* _SHORT TASK_: Take the listing and print it in full, exactly as given.

[Stored records]
──────────────────────────────
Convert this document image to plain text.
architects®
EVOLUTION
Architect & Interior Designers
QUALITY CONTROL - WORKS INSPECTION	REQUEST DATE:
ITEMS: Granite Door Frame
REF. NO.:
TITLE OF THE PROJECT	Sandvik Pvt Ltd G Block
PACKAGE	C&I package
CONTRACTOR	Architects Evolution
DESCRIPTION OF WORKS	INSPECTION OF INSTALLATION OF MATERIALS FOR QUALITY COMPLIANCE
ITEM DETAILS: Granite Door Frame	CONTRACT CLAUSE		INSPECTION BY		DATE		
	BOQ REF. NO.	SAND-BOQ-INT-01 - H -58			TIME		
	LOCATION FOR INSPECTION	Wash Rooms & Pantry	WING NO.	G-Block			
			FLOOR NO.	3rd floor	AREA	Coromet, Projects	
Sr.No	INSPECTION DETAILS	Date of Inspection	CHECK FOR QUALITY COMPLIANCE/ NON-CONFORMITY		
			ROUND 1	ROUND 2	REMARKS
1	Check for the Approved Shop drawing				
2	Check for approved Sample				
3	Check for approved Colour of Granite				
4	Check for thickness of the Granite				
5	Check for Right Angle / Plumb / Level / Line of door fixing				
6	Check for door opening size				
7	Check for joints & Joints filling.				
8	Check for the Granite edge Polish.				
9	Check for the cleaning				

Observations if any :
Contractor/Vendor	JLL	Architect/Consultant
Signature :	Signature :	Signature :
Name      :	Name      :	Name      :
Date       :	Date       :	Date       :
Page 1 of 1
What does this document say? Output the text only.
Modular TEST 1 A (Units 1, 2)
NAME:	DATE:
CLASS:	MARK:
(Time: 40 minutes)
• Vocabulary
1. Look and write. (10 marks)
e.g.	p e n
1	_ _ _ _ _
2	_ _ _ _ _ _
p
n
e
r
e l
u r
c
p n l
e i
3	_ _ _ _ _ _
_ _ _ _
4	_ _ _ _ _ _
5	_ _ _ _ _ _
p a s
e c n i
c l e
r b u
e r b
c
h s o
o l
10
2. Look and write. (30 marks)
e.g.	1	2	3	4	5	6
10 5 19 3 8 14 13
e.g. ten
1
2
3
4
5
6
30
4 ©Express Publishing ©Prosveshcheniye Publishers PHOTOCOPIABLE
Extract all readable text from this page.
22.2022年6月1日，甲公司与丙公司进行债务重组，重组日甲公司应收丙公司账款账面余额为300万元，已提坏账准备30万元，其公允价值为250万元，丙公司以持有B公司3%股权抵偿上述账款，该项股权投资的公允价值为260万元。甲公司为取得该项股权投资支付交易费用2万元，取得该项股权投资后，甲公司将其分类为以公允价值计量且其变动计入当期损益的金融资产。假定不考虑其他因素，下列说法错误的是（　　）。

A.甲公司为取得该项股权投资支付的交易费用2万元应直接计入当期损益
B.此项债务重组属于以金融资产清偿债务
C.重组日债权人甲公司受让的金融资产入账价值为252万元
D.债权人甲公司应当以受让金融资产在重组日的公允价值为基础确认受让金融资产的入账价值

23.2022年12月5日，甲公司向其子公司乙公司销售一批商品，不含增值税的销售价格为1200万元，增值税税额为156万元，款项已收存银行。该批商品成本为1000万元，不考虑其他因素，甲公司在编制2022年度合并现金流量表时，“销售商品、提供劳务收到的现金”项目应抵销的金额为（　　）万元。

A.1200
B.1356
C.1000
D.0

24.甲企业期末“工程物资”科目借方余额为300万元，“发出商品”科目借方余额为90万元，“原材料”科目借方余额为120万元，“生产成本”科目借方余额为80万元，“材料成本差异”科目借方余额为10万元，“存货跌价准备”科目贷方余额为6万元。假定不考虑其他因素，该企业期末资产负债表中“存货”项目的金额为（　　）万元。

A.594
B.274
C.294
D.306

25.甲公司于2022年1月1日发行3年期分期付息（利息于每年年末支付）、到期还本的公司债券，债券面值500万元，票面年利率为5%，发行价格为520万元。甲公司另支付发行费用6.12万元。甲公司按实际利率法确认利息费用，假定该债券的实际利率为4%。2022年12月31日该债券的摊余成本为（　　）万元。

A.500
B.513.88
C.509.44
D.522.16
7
──────────────────────────────
* _ANSWER BELOW_:
Convert this document image to plain text.
architects®
EVOLUTION
Architect & Interior Designers
QUALITY CONTROL - WORKS INSPECTION	REQUEST DATE:
ITEMS: Granite Door Frame
REF. NO.:
TITLE OF THE PROJECT	Sandvik Pvt Ltd G Block
PACKAGE	C&I package
CONTRACTOR	Architects Evolution
DESCRIPTION OF WORKS	INSPECTION OF INSTALLATION OF MATERIALS FOR QUALITY COMPLIANCE
ITEM DETAILS: Granite Door Frame	CONTRACT CLAUSE		INSPECTION BY		DATE		
	BOQ REF. NO.	SAND-BOQ-INT-01 - H -58			TIME		
	LOCATION FOR INSPECTION	Wash Rooms & Pantry	WING NO.	G-Block			
			FLOOR NO.	3rd floor	AREA	Coromet, Projects	
Sr.No	INSPECTION DETAILS	Date of Inspection	CHECK FOR QUALITY COMPLIANCE/ NON-CONFORMITY		
			ROUND 1	ROUND 2	REMARKS
1	Check for the Approved Shop drawing				
2	Check for approved Sample				
3	Check for approved Colour of Granite				
4	Check for thickness of the Granite				
5	Check for Right Angle / Plumb / Level / Line of door fixing				
6	Check for door opening size				
7	Check for joints & Joints filling.				
8	Check for the Granite edge Polish.				
9	Check for the cleaning				

Observations if any :
Contractor/Vendor	JLL	Architect/Consultant
Signature :	Signature :	Signature :
Name      :	Name      :	Name      :
Date       :	Date       :	Date       :
Page 1 of 1
What does this document say? Output the text only.
Modular TEST 1 A (Units 1, 2)
NAME:	DATE:
CLASS:	MARK:
(Time: 40 minutes)
• Vocabulary
1. Look and write. (10 marks)
e.g.	p e n
1	_ _ _ _ _
2	_ _ _ _ _ _
p
n
e
r
e l
u r
c
p n l
e i
3	_ _ _ _ _ _
_ _ _ _
4	_ _ _ _ _ _
5	_ _ _ _ _ _
p a s
e c n i
c l e
r b u
e r b
c
h s o
o l
10
2. Look and write. (30 marks)
e.g.	1	2	3	4	5	6
10 5 19 3 8 14 13
e.g. ten
1
2
3
4
5
6
30
4 ©Express Publishing ©Prosveshcheniye Publishers PHOTOCOPIABLE
Extract all readable text from this page.
22.2022年6月1日，甲公司与丙公司进行债务重组，重组日甲公司应收丙公司账款账面余额为300万元，已提坏账准备30万元，其公允价值为250万元，丙公司以持有B公司3%股权抵偿上述账款，该项股权投资的公允价值为260万元。甲公司为取得该项股权投资支付交易费用2万元，取得该项股权投资后，甲公司将其分类为以公允价值计量且其变动计入当期损益的金融资产。假定不考虑其他因素，下列说法错误的是（　　）。

A.甲公司为取得该项股权投资支付的交易费用2万元应直接计入当期损益
B.此项债务重组属于以金融资产清偿债务
C.重组日债权人甲公司受让的金融资产入账价值为252万元
D.债权人甲公司应当以受让金融资产在重组日的公允价值为基础确认受让金融资产的入账价值

23.2022年12月5日，甲公司向其子公司乙公司销售一批商品，不含增值税的销售价格为1200万元，增值税税额为156万元，款项已收存银行。该批商品成本为1000万元，不考虑其他因素，甲公司在编制2022年度合并现金流量表时，“销售商品、提供劳务收到的现金”项目应抵销的金额为（　　）万元。

A.1200
B.1356
C.1000
D.0

24.甲企业期末“工程物资”科目借方余额为300万元，“发出商品”科目借方余额为90万元，“原材料”科目借方余额为120万元，“生产成本”科目借方余额为80万元，“材料成本差异”科目借方余额为10万元，“存货跌价准备”科目贷方余额为6万元。假定不考虑其他因素，该企业期末资产负债表中“存货”项目的金额为（　　）万元。

A.594
B.274
C.294
D.306

25.甲公司于2022年1月1日发行3年期分期付息（利息于每年年末支付）、到期还本的公司债券，债券面值500万元，票面年利率为5%，发行价格为520万元。甲公司另支付发行费用6.12万元。甲公司按实际利率法确认利息费用，假定该债券的实际利率为4%。2022年12月31日该债券的摊余成本为（　　）万元。

A.500
B.513.88
C.509.44
D.522.16
7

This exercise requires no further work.